Goal of the exercise
Repeat all of the data precisely.

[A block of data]
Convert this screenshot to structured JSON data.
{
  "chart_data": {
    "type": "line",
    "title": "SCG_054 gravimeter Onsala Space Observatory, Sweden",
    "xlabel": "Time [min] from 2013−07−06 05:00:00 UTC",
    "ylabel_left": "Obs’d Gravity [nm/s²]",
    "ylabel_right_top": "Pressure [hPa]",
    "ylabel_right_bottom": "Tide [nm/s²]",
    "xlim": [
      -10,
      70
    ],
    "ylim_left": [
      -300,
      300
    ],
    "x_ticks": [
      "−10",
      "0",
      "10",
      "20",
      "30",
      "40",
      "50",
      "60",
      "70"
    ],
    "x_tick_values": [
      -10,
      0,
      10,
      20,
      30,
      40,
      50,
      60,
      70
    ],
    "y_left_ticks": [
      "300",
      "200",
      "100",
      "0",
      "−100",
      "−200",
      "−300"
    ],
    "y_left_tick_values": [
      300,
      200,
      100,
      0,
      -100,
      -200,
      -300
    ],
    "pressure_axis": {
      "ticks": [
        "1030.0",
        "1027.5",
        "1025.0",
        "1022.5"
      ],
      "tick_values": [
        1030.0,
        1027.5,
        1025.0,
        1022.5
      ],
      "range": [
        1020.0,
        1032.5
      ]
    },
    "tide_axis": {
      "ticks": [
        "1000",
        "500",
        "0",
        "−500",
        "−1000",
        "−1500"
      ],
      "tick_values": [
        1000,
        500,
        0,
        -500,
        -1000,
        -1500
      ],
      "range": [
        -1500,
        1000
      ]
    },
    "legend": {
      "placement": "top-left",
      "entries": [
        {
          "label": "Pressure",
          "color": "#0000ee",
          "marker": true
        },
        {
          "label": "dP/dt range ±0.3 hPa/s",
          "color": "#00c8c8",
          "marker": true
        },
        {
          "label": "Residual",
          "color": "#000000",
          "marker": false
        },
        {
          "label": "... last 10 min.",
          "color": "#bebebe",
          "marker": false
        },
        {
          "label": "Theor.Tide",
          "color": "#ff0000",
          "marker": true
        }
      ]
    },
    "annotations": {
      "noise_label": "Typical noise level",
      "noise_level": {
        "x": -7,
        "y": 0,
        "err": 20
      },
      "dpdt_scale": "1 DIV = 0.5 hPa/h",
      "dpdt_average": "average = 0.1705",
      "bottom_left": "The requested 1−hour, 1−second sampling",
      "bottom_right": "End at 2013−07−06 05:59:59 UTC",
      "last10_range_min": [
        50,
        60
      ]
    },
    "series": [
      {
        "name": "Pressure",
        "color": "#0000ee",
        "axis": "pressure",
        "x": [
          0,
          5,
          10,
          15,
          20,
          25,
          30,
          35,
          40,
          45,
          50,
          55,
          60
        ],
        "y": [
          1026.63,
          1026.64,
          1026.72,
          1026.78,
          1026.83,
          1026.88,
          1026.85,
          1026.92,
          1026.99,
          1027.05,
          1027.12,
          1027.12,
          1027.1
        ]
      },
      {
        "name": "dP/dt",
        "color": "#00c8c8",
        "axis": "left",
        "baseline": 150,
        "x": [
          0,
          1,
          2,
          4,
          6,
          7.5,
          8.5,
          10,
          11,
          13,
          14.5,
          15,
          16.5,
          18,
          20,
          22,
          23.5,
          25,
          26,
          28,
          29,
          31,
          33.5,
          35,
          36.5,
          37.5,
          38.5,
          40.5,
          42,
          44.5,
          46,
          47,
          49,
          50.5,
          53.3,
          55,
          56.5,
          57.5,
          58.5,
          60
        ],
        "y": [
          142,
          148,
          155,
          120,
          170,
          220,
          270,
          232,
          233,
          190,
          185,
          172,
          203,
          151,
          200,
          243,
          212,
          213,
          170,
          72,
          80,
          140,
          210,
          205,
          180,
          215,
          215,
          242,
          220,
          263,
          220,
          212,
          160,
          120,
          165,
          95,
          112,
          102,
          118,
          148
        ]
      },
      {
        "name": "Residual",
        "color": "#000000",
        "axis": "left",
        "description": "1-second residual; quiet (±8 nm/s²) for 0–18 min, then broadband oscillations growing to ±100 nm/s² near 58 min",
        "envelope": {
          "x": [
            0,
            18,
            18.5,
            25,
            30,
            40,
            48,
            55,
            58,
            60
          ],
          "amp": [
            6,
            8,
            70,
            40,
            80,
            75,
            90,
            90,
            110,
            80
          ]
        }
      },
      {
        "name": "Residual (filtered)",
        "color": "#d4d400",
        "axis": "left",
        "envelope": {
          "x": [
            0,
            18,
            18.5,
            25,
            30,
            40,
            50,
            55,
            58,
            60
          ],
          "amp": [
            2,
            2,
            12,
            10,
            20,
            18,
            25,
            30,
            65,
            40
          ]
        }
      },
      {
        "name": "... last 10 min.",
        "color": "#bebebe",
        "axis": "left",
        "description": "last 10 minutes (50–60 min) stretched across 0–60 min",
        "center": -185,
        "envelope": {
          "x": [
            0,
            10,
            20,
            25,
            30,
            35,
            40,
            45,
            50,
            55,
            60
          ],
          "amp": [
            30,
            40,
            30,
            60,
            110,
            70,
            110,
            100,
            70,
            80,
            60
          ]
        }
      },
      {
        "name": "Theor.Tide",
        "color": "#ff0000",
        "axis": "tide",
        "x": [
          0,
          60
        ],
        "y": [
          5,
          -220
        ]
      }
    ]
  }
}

Written solution
Convert this screenshot to structured JSON data.
{
  "chart_data": {
    "type": "line",
    "title": "SCG_054 gravimeter Onsala Space Observatory, Sweden",
    "xlabel": "Time [min] from 2013−07−06 05:00:00 UTC",
    "ylabel_left": "Obs’d Gravity [nm/s²]",
    "ylabel_right_top": "Pressure [hPa]",
    "ylabel_right_bottom": "Tide [nm/s²]",
    "xlim": [
      -10,
      70
    ],
    "ylim_left": [
      -300,
      300
    ],
    "x_ticks": [
      "−10",
      "0",
      "10",
      "20",
      "30",
      "40",
      "50",
      "60",
      "70"
    ],
    "x_tick_values": [
      -10,
      0,
      10,
      20,
      30,
      40,
      50,
      60,
      70
    ],
    "y_left_ticks": [
      "300",
      "200",
      "100",
      "0",
      "−100",
      "−200",
      "−300"
    ],
    "y_left_tick_values": [
      300,
      200,
      100,
      0,
      -100,
      -200,
      -300
    ],
    "pressure_axis": {
      "ticks": [
        "1030.0",
        "1027.5",
        "1025.0",
        "1022.5"
      ],
      "tick_values": [
        1030.0,
        1027.5,
        1025.0,
        1022.5
      ],
      "range": [
        1020.0,
        1032.5
      ]
    },
    "tide_axis": {
      "ticks": [
        "1000",
        "500",
        "0",
        "−500",
        "−1000",
        "−1500"
      ],
      "tick_values": [
        1000,
        500,
        0,
        -500,
        -1000,
        -1500
      ],
      "range": [
        -1500,
        1000
      ]
    },
    "legend": {
      "placement": "top-left",
      "entries": [
        {
          "label": "Pressure",
          "color": "#0000ee",
          "marker": true
        },
        {
          "label": "dP/dt range ±0.3 hPa/s",
          "color": "#00c8c8",
          "marker": true
        },
        {
          "label": "Residual",
          "color": "#000000",
          "marker": false
        },
        {
          "label": "... last 10 min.",
          "color": "#bebebe",
          "marker": false
        },
        {
          "label": "Theor.Tide",
          "color": "#ff0000",
          "marker": true
        }
      ]
    },
    "annotations": {
      "noise_label": "Typical noise level",
      "noise_level": {
        "x": -7,
        "y": 0,
        "err": 20
      },
      "dpdt_scale": "1 DIV = 0.5 hPa/h",
      "dpdt_average": "average = 0.1705",
      "bottom_left": "The requested 1−hour, 1−second sampling",
      "bottom_right": "End at 2013−07−06 05:59:59 UTC",
      "last10_range_min": [
        50,
        60
      ]
    },
    "series": [
      {
        "name": "Pressure",
        "color": "#0000ee",
        "axis": "pressure",
        "x": [
          0,
          5,
          10,
          15,
          20,
          25,
          30,
          35,
          40,
          45,
          50,
          55,
          60
        ],
        "y": [
          1026.63,
          1026.64,
          1026.72,
          1026.78,
          1026.83,
          1026.88,
          1026.85,
          1026.92,
          1026.99,
          1027.05,
          1027.12,
          1027.12,
          1027.1
        ]
      },
      {
        "name": "dP/dt",
        "color": "#00c8c8",
        "axis": "left",
        "baseline": 150,
        "x": [
          0,
          1,
          2,
          4,
          6,
          7.5,
          8.5,
          10,
          11,
          13,
          14.5,
          15,
          16.5,
          18,
          20,
          22,
          23.5,
          25,
          26,
          28,
          29,
          31,
          33.5,
          35,
          36.5,
          37.5,
          38.5,
          40.5,
          42,
          44.5,
          46,
          47,
          49,
          50.5,
          53.3,
          55,
          56.5,
          57.5,
          58.5,
          60
        ],
        "y": [
          142,
          148,
          155,
          120,
          170,
          220,
          270,
          232,
          233,
          190,
          185,
          172,
          203,
          151,
          200,
          243,
          212,
          213,
          170,
          72,
          80,
          140,
          210,
          205,
          180,
          215,
          215,
          242,
          220,
          263,
          220,
          212,
          160,
          120,
          165,
          95,
          112,
          102,
          118,
          148
        ]
      },
      {
        "name": "Residual",
        "color": "#000000",
        "axis": "left",
        "description": "1-second residual; quiet (±8 nm/s²) for 0–18 min, then broadband oscillations growing to ±100 nm/s² near 58 min",
        "envelope": {
          "x": [
            0,
            18,
            18.5,
            25,
            30,
            40,
            48,
            55,
            58,
            60
          ],
          "amp": [
            6,
            8,
            70,
            40,
            80,
            75,
            90,
            90,
            110,
            80
          ]
        }
      },
      {
        "name": "Residual (filtered)",
        "color": "#d4d400",
        "axis": "left",
        "envelope": {
          "x": [
            0,
            18,
            18.5,
            25,
            30,
            40,
            50,
            55,
            58,
            60
          ],
          "amp": [
            2,
            2,
            12,
            10,
            20,
            18,
            25,
            30,
            65,
            40
          ]
        }
      },
      {
        "name": "... last 10 min.",
        "color": "#bebebe",
        "axis": "left",
        "description": "last 10 minutes (50–60 min) stretched across 0–60 min",
        "center": -185,
        "envelope": {
          "x": [
            0,
            10,
            20,
            25,
            30,
            35,
            40,
            45,
            50,
            55,
            60
          ],
          "amp": [
            30,
            40,
            30,
            60,
            110,
            70,
            110,
            100,
            70,
            80,
            60
          ]
        }
      },
      {
        "name": "Theor.Tide",
        "color": "#ff0000",
        "axis": "tide",
        "x": [
          0,
          60
        ],
        "y": [
          5,
          -220
        ]
      }
    ]
  }
}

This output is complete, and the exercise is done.